* Given request: The records are to be restated in their entirety, word for word.

* Material shown:
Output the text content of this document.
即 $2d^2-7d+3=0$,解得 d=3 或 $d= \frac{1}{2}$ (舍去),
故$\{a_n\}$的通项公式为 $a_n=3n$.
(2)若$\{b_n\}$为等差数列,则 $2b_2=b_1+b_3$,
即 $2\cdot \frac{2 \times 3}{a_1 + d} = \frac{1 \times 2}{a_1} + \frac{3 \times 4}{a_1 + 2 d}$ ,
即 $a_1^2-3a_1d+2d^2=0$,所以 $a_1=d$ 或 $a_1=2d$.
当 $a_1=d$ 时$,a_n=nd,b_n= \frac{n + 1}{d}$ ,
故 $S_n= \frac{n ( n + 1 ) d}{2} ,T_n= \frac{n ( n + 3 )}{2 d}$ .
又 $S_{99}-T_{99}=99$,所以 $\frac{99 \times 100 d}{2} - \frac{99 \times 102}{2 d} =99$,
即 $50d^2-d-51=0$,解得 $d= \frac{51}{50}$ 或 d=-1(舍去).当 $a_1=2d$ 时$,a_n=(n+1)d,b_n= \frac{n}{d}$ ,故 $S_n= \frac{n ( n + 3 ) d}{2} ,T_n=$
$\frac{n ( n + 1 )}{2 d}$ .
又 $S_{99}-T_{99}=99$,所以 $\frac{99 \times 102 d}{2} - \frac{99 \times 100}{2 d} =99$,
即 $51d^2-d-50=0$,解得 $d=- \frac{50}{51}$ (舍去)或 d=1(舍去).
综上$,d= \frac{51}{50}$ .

* Output for this task:
Output the text content of this document.
即 $2d^2-7d+3=0$,解得 d=3 或 $d= \frac{1}{2}$ (舍去),
故$\{a_n\}$的通项公式为 $a_n=3n$.
(2)若$\{b_n\}$为等差数列,则 $2b_2=b_1+b_3$,
即 $2\cdot \frac{2 \times 3}{a_1 + d} = \frac{1 \times 2}{a_1} + \frac{3 \times 4}{a_1 + 2 d}$ ,
即 $a_1^2-3a_1d+2d^2=0$,所以 $a_1=d$ 或 $a_1=2d$.
当 $a_1=d$ 时$,a_n=nd,b_n= \frac{n + 1}{d}$ ,
故 $S_n= \frac{n ( n + 1 ) d}{2} ,T_n= \frac{n ( n + 3 )}{2 d}$ .
又 $S_{99}-T_{99}=99$,所以 $\frac{99 \times 100 d}{2} - \frac{99 \times 102}{2 d} =99$,
即 $50d^2-d-51=0$,解得 $d= \frac{51}{50}$ 或 d=-1(舍去).当 $a_1=2d$ 时$,a_n=(n+1)d,b_n= \frac{n}{d}$ ,故 $S_n= \frac{n ( n + 3 ) d}{2} ,T_n=$
$\frac{n ( n + 1 )}{2 d}$ .
又 $S_{99}-T_{99}=99$,所以 $\frac{99 \times 102 d}{2} - \frac{99 \times 100}{2 d} =99$,
即 $51d^2-d-50=0$,解得 $d=- \frac{50}{51}$ (舍去)或 d=1(舍去).
综上$,d= \frac{51}{50}$ .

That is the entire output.